_What is required_
Repeat the whole listing exactly as written.

_Given entries_
---------------

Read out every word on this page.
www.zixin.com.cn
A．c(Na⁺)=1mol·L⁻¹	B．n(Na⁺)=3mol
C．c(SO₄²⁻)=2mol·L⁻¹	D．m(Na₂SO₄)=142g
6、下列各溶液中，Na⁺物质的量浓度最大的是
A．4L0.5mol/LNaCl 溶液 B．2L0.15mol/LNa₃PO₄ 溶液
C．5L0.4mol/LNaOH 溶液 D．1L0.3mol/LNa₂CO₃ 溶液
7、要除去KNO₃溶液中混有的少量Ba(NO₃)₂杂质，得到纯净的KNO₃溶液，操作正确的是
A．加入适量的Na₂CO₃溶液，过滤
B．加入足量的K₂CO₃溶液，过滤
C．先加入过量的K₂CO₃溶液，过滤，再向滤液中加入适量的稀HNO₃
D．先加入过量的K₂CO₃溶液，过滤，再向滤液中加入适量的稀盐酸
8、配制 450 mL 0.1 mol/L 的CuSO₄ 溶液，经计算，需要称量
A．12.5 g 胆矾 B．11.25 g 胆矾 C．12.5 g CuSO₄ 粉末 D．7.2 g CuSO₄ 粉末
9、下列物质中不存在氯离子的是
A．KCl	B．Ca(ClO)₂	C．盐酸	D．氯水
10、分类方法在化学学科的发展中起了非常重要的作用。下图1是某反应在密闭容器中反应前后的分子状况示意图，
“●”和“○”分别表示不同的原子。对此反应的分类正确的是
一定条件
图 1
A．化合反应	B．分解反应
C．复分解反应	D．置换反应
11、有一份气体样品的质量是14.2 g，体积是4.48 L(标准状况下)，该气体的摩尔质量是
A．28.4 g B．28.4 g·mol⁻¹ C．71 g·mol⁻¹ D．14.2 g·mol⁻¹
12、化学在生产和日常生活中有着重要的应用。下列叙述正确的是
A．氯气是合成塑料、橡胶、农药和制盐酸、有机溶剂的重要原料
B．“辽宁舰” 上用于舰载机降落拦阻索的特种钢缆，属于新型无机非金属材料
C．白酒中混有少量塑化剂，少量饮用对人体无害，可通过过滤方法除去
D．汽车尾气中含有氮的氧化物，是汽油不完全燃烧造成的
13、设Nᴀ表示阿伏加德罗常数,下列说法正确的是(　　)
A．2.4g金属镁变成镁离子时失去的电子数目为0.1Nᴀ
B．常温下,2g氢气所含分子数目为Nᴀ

---------------

_Exercise response_
Read out every word on this page.
www.zixin.com.cn
A．c(Na⁺)=1mol·L⁻¹	B．n(Na⁺)=3mol
C．c(SO₄²⁻)=2mol·L⁻¹	D．m(Na₂SO₄)=142g
6、下列各溶液中，Na⁺物质的量浓度最大的是
A．4L0.5mol/LNaCl 溶液 B．2L0.15mol/LNa₃PO₄ 溶液
C．5L0.4mol/LNaOH 溶液 D．1L0.3mol/LNa₂CO₃ 溶液
7、要除去KNO₃溶液中混有的少量Ba(NO₃)₂杂质，得到纯净的KNO₃溶液，操作正确的是
A．加入适量的Na₂CO₃溶液，过滤
B．加入足量的K₂CO₃溶液，过滤
C．先加入过量的K₂CO₃溶液，过滤，再向滤液中加入适量的稀HNO₃
D．先加入过量的K₂CO₃溶液，过滤，再向滤液中加入适量的稀盐酸
8、配制 450 mL 0.1 mol/L 的CuSO₄ 溶液，经计算，需要称量
A．12.5 g 胆矾 B．11.25 g 胆矾 C．12.5 g CuSO₄ 粉末 D．7.2 g CuSO₄ 粉末
9、下列物质中不存在氯离子的是
A．KCl	B．Ca(ClO)₂	C．盐酸	D．氯水
10、分类方法在化学学科的发展中起了非常重要的作用。下图1是某反应在密闭容器中反应前后的分子状况示意图，
“●”和“○”分别表示不同的原子。对此反应的分类正确的是
一定条件
图 1
A．化合反应	B．分解反应
C．复分解反应	D．置换反应
11、有一份气体样品的质量是14.2 g，体积是4.48 L(标准状况下)，该气体的摩尔质量是
A．28.4 g B．28.4 g·mol⁻¹ C．71 g·mol⁻¹ D．14.2 g·mol⁻¹
12、化学在生产和日常生活中有着重要的应用。下列叙述正确的是
A．氯气是合成塑料、橡胶、农药和制盐酸、有机溶剂的重要原料
B．“辽宁舰” 上用于舰载机降落拦阻索的特种钢缆，属于新型无机非金属材料
C．白酒中混有少量塑化剂，少量饮用对人体无害，可通过过滤方法除去
D．汽车尾气中含有氮的氧化物，是汽油不完全燃烧造成的
13、设Nᴀ表示阿伏加德罗常数,下列说法正确的是(　　)
A．2.4g金属镁变成镁离子时失去的电子数目为0.1Nᴀ
B．常温下,2g氢气所含分子数目为Nᴀ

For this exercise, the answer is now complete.